* _Short problem_:
Every line that contains the word "this" should be copied out.

━━━ Information provided ━━━

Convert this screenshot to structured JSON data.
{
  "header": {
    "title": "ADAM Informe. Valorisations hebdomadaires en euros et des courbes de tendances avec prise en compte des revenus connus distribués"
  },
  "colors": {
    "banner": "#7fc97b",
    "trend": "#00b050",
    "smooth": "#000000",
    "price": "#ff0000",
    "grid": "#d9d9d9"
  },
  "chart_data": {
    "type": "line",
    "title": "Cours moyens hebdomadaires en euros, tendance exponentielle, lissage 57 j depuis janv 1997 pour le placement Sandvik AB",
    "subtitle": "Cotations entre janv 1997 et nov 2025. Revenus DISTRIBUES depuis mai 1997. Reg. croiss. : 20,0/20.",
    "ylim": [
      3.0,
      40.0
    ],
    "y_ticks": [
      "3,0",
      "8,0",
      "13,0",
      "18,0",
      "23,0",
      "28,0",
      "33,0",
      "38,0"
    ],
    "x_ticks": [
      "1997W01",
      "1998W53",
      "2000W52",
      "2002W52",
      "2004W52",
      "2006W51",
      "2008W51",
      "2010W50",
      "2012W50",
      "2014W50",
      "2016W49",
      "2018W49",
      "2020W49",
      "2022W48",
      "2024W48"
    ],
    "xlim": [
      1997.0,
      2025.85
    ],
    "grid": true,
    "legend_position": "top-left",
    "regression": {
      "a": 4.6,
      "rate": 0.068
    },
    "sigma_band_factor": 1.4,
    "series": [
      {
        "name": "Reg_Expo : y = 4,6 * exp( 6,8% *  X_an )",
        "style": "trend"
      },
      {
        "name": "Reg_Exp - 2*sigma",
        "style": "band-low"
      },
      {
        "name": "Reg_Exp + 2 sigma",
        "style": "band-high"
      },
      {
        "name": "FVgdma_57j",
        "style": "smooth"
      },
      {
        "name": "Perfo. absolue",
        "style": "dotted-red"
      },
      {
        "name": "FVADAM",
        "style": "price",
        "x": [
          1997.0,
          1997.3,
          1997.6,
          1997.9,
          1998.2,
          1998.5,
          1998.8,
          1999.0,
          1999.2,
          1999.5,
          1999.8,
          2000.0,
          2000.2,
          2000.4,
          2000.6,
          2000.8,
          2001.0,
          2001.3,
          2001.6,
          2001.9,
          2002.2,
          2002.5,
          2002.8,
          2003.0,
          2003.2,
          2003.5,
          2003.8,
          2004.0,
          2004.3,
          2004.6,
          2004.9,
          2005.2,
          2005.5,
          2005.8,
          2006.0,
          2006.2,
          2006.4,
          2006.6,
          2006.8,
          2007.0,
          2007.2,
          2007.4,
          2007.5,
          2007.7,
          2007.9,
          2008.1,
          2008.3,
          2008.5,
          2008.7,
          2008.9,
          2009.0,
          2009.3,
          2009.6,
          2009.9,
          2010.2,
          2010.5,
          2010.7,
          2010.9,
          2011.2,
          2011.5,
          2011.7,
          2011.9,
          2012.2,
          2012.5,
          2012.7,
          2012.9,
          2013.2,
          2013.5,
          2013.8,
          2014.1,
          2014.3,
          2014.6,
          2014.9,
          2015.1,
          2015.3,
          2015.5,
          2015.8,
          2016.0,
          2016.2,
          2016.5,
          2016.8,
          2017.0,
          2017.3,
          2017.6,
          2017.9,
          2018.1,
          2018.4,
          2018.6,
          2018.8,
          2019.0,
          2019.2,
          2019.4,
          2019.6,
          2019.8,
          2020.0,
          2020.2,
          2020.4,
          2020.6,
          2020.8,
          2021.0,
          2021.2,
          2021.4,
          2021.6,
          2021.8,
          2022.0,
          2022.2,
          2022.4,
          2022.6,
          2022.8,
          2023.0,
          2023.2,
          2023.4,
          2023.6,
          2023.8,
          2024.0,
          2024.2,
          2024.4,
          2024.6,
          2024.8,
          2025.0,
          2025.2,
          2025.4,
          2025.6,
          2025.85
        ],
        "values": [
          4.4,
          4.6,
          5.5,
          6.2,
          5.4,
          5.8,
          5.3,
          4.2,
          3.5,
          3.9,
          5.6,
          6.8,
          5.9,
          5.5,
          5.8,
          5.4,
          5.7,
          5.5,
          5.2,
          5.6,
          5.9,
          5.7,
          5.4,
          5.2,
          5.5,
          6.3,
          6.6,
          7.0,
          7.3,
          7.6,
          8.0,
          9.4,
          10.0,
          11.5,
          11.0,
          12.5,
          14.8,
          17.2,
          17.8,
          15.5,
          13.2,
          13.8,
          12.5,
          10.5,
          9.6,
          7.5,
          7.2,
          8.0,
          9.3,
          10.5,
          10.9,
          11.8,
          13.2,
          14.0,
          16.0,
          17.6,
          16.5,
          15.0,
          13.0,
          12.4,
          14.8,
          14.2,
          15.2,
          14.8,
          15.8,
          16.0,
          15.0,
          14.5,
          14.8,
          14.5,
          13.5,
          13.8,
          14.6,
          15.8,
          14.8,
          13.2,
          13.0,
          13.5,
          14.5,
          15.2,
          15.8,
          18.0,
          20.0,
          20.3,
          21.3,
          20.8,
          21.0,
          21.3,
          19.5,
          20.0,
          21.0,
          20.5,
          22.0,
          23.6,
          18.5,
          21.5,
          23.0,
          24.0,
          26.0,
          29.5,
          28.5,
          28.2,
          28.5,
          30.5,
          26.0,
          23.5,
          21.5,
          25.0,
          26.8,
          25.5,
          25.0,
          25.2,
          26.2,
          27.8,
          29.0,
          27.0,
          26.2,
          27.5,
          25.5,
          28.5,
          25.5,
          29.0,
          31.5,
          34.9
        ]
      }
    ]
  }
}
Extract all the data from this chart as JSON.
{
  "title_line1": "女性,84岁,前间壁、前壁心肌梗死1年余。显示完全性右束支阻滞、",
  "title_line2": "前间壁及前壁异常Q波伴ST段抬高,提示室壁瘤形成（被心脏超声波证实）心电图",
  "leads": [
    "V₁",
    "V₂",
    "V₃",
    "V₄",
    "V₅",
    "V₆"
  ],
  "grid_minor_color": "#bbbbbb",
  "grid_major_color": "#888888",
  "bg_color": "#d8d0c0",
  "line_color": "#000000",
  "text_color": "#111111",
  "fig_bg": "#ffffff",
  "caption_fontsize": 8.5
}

━━━

* _Reply to the task_:
Convert this screenshot to structured JSON data.
Extract all the data from this chart as JSON.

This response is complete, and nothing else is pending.